Go through the data below. List every line that holds the word "structured".

(Figure data in JSON)
┄┄┄┄┄┄┄┄┄┄

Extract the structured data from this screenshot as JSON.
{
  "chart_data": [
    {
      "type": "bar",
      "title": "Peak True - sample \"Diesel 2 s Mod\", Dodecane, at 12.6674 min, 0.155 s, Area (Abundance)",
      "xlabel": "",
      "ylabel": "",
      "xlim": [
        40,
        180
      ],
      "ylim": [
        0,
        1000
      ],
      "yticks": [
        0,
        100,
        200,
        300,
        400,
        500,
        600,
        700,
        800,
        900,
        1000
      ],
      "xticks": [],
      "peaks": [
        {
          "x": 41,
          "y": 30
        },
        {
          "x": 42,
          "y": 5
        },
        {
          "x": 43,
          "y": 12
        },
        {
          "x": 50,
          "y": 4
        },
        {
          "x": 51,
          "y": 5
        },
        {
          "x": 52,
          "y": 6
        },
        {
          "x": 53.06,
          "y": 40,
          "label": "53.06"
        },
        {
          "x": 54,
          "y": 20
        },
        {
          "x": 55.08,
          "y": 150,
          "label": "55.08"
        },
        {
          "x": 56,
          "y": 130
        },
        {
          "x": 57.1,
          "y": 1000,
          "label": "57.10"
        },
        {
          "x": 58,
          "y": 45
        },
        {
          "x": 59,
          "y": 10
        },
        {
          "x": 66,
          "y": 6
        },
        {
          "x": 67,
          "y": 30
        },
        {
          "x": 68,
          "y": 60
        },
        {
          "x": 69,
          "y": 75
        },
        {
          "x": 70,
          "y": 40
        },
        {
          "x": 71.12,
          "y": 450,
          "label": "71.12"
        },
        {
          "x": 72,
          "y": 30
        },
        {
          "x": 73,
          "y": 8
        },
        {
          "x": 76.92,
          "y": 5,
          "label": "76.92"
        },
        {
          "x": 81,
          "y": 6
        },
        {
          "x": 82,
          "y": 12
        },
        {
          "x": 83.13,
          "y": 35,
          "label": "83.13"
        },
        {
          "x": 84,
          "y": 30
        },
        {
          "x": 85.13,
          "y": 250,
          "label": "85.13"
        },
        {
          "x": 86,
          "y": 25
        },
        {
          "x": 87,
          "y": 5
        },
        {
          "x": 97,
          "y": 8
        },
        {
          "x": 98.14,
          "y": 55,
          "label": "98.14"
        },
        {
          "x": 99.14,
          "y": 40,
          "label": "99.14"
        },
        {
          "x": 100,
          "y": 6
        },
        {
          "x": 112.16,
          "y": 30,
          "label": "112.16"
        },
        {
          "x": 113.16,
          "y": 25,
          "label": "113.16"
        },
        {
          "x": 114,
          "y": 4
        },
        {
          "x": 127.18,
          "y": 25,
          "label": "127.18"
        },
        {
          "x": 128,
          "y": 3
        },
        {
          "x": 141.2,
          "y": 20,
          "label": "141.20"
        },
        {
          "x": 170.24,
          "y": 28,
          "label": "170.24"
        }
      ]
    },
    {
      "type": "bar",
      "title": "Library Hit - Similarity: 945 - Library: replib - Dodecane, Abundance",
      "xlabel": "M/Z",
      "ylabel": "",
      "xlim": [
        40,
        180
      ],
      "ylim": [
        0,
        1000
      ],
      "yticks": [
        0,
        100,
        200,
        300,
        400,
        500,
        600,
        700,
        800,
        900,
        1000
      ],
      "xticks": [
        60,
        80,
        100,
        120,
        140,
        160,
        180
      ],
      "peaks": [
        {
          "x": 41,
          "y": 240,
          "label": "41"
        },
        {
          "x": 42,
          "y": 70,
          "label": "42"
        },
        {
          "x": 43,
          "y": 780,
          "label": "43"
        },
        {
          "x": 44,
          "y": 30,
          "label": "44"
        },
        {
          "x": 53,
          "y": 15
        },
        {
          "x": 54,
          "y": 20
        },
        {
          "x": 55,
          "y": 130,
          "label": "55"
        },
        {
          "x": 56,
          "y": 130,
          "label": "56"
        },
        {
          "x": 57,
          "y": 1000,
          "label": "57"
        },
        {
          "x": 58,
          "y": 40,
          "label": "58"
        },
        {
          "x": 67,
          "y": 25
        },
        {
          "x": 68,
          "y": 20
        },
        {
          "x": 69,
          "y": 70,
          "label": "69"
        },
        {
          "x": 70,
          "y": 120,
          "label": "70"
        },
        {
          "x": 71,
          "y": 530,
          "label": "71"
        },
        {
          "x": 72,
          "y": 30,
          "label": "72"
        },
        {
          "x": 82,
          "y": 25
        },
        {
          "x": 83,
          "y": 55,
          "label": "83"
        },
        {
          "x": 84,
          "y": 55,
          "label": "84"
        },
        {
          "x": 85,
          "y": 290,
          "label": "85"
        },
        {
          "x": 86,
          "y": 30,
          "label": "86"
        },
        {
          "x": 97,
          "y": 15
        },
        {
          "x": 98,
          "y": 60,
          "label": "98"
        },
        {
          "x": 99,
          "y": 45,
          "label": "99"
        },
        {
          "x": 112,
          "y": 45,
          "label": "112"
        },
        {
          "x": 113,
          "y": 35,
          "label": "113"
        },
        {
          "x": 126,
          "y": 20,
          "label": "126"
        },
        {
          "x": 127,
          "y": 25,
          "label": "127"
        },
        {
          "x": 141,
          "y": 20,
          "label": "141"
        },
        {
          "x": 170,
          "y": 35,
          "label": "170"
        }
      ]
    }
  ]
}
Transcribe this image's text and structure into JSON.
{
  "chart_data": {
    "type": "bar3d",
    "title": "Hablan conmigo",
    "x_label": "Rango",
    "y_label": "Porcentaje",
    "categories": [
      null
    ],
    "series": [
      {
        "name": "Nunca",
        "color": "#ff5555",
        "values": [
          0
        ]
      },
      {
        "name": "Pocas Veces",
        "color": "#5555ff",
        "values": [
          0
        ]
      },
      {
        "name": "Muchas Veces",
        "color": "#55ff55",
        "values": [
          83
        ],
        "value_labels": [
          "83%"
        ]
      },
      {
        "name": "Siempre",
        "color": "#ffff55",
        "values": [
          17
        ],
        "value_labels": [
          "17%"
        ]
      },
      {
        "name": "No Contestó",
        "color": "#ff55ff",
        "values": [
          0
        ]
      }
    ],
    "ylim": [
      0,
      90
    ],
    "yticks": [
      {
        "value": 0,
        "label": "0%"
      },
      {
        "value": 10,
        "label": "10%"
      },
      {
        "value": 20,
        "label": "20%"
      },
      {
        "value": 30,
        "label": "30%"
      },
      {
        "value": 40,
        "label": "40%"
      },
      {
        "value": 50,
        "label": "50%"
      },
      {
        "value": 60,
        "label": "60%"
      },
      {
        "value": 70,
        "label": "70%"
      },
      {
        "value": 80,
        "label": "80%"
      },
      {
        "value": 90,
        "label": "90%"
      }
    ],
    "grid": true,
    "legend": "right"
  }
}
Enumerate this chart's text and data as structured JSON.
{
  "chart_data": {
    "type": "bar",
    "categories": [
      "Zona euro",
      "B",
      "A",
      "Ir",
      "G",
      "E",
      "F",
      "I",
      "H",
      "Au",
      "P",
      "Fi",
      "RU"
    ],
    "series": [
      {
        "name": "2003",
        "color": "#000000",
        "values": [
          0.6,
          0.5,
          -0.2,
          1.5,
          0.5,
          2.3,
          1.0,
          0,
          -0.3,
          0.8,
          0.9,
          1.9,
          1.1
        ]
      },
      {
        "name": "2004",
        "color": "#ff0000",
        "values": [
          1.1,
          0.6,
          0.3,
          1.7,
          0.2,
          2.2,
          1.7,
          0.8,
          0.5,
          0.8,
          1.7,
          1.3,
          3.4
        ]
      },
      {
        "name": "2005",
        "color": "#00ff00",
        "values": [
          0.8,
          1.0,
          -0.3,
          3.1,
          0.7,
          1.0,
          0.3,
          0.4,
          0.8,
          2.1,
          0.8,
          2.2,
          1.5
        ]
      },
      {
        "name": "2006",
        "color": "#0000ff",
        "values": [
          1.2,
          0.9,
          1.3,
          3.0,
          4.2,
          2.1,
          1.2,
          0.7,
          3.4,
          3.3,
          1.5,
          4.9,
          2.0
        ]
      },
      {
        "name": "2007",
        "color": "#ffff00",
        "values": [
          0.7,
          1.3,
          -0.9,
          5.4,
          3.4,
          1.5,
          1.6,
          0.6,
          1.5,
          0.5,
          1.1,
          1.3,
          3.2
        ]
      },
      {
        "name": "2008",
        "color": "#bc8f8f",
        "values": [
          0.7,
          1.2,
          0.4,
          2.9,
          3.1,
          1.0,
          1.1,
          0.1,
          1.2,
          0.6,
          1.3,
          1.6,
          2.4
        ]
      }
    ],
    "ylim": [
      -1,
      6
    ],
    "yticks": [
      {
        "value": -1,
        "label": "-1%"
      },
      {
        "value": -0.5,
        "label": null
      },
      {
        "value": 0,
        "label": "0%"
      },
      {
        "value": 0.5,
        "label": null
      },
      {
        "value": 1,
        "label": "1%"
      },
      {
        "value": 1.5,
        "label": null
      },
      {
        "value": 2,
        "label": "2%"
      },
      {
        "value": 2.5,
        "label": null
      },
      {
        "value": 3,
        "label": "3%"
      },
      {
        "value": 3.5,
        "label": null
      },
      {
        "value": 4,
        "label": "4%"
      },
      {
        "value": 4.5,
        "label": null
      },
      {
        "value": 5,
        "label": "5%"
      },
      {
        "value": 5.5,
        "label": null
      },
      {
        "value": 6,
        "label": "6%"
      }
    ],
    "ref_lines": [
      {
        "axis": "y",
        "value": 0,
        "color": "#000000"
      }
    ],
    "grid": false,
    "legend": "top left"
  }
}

┄┄┄┄┄┄┄┄┄┄

# Task output:
Extract the structured data from this screenshot as JSON.
Enumerate this chart's text and data as structured JSON.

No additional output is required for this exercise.